## Task directions:
Check each line of the records below and collect those that include the word "marker".
++++ Material for this exercise
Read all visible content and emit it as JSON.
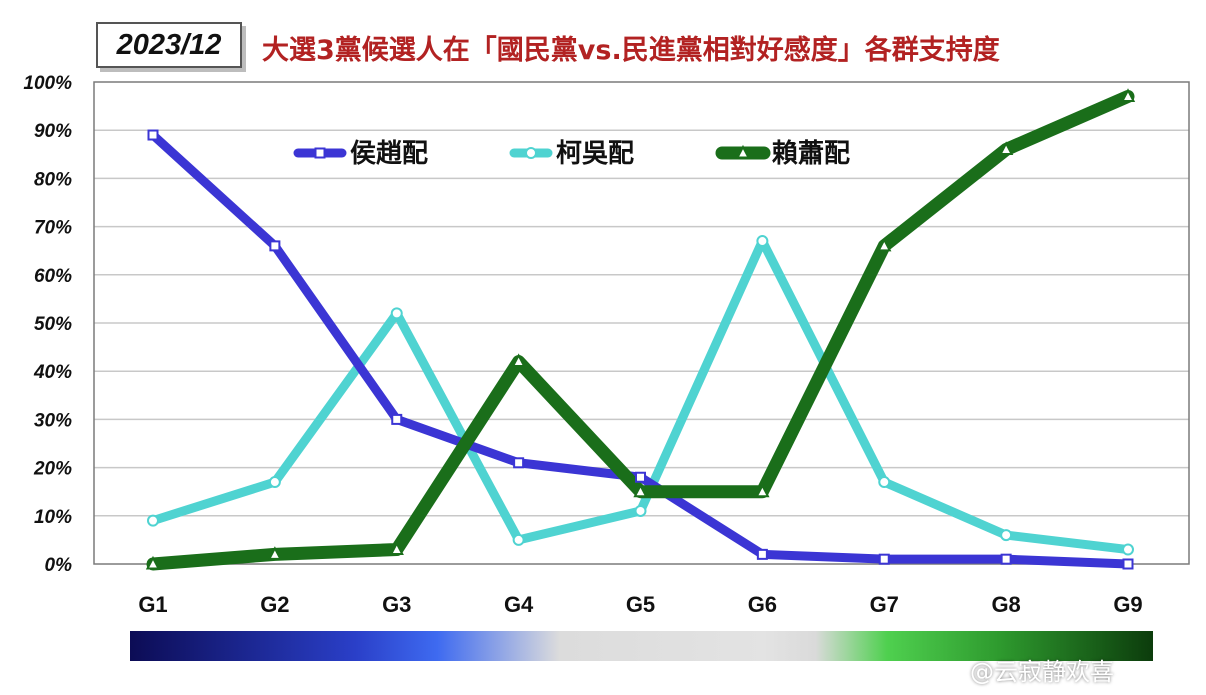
{
  "header": {
    "date_label": "2023/12",
    "title": "大選3黨候選人在「國民黨vs.民進黨相對好感度」各群支持度"
  },
  "watermark": "@云寂静欢喜",
  "chart_data": {
    "type": "line",
    "title": "大選3黨候選人在「國民黨vs.民進黨相對好感度」各群支持度",
    "xlabel": "",
    "ylabel": "",
    "categories": [
      "G1",
      "G2",
      "G3",
      "G4",
      "G5",
      "G6",
      "G7",
      "G8",
      "G9"
    ],
    "ylim": [
      0,
      100
    ],
    "yticks": [
      "0%",
      "10%",
      "20%",
      "30%",
      "40%",
      "50%",
      "60%",
      "70%",
      "80%",
      "90%",
      "100%"
    ],
    "grid": true,
    "legend": "top-inside",
    "series": [
      {
        "name": "侯趙配",
        "color": "#3b35d4",
        "marker": "square",
        "width": 9,
        "values": [
          89,
          66,
          30,
          21,
          18,
          2,
          1,
          1,
          0
        ]
      },
      {
        "name": "柯吳配",
        "color": "#4fd3d1",
        "marker": "circle",
        "width": 9,
        "values": [
          9,
          17,
          52,
          5,
          11,
          67,
          17,
          6,
          3
        ]
      },
      {
        "name": "賴蕭配",
        "color": "#1a6e1a",
        "marker": "triangle",
        "width": 13,
        "values": [
          0,
          2,
          3,
          42,
          15,
          15,
          66,
          86,
          97
        ]
      }
    ]
  }
}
++++++++
## Response to this task:
        "marker": "square",
        "marker": "circle",
        "marker": "triangle",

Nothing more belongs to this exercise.